(Labeled region entries)
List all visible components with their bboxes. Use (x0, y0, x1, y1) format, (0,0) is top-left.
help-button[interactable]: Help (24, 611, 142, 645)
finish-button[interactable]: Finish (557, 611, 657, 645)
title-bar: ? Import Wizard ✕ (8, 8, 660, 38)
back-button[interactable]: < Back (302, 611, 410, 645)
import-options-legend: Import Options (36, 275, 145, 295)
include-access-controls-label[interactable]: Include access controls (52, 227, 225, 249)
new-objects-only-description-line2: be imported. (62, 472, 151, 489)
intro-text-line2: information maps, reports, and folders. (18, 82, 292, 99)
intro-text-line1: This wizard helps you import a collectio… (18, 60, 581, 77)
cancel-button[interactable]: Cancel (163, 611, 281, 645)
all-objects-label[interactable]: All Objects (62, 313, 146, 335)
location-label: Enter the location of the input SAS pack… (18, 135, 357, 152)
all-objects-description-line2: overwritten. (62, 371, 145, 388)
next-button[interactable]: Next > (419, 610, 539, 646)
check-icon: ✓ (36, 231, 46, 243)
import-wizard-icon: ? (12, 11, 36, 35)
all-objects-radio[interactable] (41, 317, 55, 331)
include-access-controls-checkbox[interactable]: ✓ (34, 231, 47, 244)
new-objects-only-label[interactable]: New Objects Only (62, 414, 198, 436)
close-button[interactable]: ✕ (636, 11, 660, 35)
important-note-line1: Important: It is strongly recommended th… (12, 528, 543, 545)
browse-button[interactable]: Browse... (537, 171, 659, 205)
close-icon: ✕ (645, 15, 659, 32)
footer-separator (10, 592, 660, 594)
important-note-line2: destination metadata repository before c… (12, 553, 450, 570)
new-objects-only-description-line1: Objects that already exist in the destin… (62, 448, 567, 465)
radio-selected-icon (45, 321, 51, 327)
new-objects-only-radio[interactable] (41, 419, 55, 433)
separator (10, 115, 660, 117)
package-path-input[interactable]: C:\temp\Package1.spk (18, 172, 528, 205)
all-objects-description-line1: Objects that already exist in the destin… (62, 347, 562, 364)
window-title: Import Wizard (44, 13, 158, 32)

> **REQUEST**:
Rewrite all of the records above, swapping every occurrence of "Import Wizard" for "Package Import Wizard" and leaving everything else unchanged.

> **RESPONSE**:
List all visible components with their bboxes. Use (x0, y0, x1, y1) format, (0,0) is top-left.
help-button[interactable]: Help (24, 611, 142, 645)
finish-button[interactable]: Finish (557, 611, 657, 645)
title-bar: ? Package Import Wizard ✕ (8, 8, 660, 38)
back-button[interactable]: < Back (302, 611, 410, 645)
import-options-legend: Import Options (36, 275, 145, 295)
include-access-controls-label[interactable]: Include access controls (52, 227, 225, 249)
new-objects-only-description-line2: be imported. (62, 472, 151, 489)
intro-text-line2: information maps, reports, and folders. (18, 82, 292, 99)
intro-text-line1: This wizard helps you import a collectio… (18, 60, 581, 77)
cancel-button[interactable]: Cancel (163, 611, 281, 645)
all-objects-label[interactable]: All Objects (62, 313, 146, 335)
location-label: Enter the location of the input SAS pack… (18, 135, 357, 152)
all-objects-description-line2: overwritten. (62, 371, 145, 388)
next-button[interactable]: Next > (419, 610, 539, 646)
check-icon: ✓ (36, 231, 46, 243)
import-wizard-icon: ? (12, 11, 36, 35)
all-objects-radio[interactable] (41, 317, 55, 331)
include-access-controls-checkbox[interactable]: ✓ (34, 231, 47, 244)
new-objects-only-label[interactable]: New Objects Only (62, 414, 198, 436)
close-button[interactable]: ✕ (636, 11, 660, 35)
important-note-line1: Important: It is strongly recommended th… (12, 528, 543, 545)
browse-button[interactable]: Browse... (537, 171, 659, 205)
close-icon: ✕ (645, 15, 659, 32)
footer-separator (10, 592, 660, 594)
important-note-line2: destination metadata repository before c… (12, 553, 450, 570)
new-objects-only-description-line1: Objects that already exist in the destin… (62, 448, 567, 465)
radio-selected-icon (45, 321, 51, 327)
new-objects-only-radio[interactable] (41, 419, 55, 433)
separator (10, 115, 660, 117)
package-path-input[interactable]: C:\temp\Package1.spk (18, 172, 528, 205)
all-objects-description-line1: Objects that already exist in the destin… (62, 347, 562, 364)
window-title: Package Import Wizard (44, 13, 158, 32)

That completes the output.